◆ Data to use:
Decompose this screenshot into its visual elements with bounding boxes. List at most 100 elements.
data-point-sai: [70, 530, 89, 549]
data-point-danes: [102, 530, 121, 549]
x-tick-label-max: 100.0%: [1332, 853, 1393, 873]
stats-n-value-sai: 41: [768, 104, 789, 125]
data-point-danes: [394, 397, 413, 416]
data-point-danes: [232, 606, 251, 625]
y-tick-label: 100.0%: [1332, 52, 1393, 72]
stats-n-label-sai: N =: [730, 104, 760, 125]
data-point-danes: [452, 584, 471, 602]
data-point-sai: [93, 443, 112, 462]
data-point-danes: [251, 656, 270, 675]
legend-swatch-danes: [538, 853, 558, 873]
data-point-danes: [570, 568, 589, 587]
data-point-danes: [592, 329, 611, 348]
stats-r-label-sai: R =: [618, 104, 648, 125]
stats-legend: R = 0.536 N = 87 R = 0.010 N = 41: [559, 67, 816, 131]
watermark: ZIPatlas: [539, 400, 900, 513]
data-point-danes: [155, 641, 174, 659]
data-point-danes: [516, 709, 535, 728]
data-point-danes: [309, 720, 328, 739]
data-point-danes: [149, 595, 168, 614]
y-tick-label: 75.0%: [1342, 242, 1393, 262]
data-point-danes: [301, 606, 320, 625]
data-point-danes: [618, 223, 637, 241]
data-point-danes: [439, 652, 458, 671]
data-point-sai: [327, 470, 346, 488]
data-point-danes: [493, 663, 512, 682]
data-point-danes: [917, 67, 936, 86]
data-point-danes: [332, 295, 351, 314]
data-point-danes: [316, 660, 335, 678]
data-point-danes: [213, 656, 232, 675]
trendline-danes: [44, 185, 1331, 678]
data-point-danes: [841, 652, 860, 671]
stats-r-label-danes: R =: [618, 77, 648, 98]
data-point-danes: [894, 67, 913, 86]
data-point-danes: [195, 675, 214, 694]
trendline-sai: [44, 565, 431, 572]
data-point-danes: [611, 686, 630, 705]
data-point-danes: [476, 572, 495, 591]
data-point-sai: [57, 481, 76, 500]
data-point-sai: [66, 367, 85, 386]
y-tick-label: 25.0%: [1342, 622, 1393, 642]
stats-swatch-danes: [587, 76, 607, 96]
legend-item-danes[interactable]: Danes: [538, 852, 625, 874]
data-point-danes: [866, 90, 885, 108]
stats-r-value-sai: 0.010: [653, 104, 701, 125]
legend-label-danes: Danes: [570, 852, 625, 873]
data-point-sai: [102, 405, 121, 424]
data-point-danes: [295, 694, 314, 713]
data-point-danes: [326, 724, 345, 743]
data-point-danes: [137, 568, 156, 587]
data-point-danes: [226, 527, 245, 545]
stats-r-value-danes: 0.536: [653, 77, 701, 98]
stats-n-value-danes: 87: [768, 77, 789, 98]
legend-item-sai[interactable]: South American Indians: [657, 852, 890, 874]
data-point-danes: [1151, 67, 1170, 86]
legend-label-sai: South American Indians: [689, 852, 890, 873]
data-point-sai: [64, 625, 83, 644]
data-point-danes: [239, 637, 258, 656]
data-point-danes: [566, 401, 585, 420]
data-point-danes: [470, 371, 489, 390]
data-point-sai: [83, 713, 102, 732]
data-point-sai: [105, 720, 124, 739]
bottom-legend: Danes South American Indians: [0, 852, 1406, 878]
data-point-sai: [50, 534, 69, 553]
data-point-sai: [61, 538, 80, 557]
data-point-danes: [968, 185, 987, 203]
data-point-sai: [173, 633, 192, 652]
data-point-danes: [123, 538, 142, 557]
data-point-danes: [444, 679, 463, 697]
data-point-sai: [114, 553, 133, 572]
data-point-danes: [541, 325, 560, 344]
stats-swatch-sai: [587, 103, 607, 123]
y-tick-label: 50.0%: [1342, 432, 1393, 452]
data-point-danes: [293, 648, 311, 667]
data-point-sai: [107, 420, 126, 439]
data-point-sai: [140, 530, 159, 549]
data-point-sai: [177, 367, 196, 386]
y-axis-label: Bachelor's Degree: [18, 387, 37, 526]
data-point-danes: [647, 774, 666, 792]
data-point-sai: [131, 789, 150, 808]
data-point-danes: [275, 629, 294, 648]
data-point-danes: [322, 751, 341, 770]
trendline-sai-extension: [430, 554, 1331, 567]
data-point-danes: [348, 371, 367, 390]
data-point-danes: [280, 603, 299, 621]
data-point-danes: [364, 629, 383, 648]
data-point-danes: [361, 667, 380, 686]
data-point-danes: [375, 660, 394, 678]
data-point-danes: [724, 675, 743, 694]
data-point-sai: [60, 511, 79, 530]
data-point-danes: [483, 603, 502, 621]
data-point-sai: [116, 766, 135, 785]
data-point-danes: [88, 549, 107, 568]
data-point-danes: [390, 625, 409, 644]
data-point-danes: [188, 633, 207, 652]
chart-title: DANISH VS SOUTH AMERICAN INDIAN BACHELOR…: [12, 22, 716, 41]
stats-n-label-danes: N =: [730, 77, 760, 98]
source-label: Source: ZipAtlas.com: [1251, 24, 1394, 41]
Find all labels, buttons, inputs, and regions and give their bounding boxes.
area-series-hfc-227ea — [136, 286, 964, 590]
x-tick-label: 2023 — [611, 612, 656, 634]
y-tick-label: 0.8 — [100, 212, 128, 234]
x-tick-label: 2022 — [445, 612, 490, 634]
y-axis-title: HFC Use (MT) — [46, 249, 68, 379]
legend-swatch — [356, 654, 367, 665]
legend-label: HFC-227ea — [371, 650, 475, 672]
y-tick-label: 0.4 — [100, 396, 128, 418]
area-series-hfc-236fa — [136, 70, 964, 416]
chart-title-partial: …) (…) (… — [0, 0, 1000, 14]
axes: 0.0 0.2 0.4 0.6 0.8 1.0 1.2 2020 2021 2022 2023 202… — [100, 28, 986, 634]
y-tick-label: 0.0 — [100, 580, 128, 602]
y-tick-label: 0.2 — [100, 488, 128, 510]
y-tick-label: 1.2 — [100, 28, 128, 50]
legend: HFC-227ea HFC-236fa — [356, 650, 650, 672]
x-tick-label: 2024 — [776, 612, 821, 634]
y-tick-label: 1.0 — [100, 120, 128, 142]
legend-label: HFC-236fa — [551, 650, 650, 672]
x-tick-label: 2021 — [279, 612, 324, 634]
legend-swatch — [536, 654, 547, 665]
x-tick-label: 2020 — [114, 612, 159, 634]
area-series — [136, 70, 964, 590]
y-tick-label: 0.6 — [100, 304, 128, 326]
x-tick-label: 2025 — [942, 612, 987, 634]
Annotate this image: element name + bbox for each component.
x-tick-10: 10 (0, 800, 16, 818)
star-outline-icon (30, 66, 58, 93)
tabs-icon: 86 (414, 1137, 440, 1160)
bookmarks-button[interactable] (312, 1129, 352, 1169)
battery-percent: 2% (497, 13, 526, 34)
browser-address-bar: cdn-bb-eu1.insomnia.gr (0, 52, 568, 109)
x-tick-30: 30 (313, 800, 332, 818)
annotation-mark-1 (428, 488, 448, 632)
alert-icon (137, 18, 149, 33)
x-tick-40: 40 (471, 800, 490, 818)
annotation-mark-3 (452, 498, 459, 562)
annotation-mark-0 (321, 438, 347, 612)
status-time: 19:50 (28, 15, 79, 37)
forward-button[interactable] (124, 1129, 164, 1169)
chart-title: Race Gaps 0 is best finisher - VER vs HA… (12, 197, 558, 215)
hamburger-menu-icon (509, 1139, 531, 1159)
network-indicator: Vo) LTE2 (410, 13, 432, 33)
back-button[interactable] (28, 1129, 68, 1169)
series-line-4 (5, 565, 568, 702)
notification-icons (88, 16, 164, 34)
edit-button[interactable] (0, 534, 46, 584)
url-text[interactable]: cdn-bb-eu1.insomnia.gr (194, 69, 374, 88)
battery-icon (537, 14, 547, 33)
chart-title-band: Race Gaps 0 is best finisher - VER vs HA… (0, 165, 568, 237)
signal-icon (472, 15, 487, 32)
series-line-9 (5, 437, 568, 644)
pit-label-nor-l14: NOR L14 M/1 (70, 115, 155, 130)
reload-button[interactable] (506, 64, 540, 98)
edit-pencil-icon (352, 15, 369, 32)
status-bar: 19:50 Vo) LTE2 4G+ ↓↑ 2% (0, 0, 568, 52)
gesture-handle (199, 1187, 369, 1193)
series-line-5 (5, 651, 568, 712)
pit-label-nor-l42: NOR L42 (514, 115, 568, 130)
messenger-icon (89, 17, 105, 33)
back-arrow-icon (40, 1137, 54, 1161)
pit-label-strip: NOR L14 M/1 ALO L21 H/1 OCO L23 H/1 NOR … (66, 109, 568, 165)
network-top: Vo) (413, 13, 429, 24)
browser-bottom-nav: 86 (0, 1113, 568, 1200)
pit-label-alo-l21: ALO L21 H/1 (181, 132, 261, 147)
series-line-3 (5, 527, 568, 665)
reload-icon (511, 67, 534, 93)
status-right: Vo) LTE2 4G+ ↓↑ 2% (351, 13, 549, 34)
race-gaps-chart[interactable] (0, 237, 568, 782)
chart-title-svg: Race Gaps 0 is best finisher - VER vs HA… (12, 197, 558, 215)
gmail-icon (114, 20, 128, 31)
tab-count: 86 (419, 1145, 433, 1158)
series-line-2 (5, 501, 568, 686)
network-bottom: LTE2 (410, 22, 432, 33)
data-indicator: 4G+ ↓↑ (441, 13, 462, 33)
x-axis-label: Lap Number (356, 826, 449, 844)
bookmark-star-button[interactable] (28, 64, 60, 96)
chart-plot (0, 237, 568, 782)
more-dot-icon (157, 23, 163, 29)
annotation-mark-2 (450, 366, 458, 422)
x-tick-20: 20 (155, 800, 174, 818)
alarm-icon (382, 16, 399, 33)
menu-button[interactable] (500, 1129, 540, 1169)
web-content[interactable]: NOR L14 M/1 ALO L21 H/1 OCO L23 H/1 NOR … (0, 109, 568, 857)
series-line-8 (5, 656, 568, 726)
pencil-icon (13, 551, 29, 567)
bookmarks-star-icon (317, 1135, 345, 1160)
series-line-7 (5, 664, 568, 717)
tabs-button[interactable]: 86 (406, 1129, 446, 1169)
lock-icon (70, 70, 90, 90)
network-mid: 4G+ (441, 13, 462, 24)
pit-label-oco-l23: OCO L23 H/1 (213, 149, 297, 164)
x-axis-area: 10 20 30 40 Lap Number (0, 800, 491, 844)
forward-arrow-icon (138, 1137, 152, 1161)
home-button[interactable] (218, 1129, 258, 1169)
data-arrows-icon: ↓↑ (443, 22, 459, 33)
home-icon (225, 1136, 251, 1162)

◆ Instructions for the task: Report every line of the records above that contains the string "title".

◆ Response:
chart-title: DANISH VS SOUTH AMERICAN INDIAN BACHELOR…: [12, 22, 716, 41]
y-axis-title: HFC Use (MT) — [46, 249, 68, 379]
chart-title-partial: …) (…) (… — [0, 0, 1000, 14]
chart-title: Race Gaps 0 is best finisher - VER vs HA… (12, 197, 558, 215)
chart-title-band: Race Gaps 0 is best finisher - VER vs HA… (0, 165, 568, 237)
chart-title-svg: Race Gaps 0 is best finisher - VER vs HA… (12, 197, 558, 215)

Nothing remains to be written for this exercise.